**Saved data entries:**
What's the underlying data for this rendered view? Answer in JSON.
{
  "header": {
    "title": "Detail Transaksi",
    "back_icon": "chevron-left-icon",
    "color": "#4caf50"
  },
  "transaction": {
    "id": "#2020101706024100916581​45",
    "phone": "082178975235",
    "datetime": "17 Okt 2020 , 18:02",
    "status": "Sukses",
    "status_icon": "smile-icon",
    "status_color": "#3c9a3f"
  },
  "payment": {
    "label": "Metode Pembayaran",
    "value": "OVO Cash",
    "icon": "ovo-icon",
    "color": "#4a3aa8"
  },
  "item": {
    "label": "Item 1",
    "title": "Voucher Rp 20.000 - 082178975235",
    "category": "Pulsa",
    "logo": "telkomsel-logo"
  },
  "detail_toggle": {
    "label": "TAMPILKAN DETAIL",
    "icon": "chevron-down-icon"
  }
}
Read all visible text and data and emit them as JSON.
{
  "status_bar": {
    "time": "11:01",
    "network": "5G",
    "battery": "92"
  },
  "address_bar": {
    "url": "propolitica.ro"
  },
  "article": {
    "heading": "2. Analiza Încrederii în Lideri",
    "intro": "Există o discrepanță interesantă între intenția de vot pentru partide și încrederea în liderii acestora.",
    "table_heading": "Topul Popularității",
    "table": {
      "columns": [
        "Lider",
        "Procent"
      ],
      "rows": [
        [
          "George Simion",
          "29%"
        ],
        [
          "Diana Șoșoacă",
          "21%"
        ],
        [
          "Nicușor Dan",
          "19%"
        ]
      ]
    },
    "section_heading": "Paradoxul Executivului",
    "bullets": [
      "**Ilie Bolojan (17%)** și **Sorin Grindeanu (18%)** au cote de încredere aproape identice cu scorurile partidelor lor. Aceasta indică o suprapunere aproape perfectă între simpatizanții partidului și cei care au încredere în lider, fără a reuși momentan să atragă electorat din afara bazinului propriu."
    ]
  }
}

**WHAT YOU NEED TO DO:**
Copy exactly the lines above, from the one containing "Read all visible" through the very last line.

**SOLUTION:**
Read all visible text and data and emit them as JSON.
{
  "status_bar": {
    "time": "11:01",
    "network": "5G",
    "battery": "92"
  },
  "address_bar": {
    "url": "propolitica.ro"
  },
  "article": {
    "heading": "2. Analiza Încrederii în Lideri",
    "intro": "Există o discrepanță interesantă între intenția de vot pentru partide și încrederea în liderii acestora.",
    "table_heading": "Topul Popularității",
    "table": {
      "columns": [
        "Lider",
        "Procent"
      ],
      "rows": [
        [
          "George Simion",
          "29%"
        ],
        [
          "Diana Șoșoacă",
          "21%"
        ],
        [
          "Nicușor Dan",
          "19%"
        ]
      ]
    },
    "section_heading": "Paradoxul Executivului",
    "bullets": [
      "**Ilie Bolojan (17%)** și **Sorin Grindeanu (18%)** au cote de încredere aproape identice cu scorurile partidelor lor. Aceasta indică o suprapunere aproape perfectă între simpatizanții partidului și cei care au încredere în lider, fără a reuși momentan să atragă electorat din afara bazinului propriu."
    ]
  }
}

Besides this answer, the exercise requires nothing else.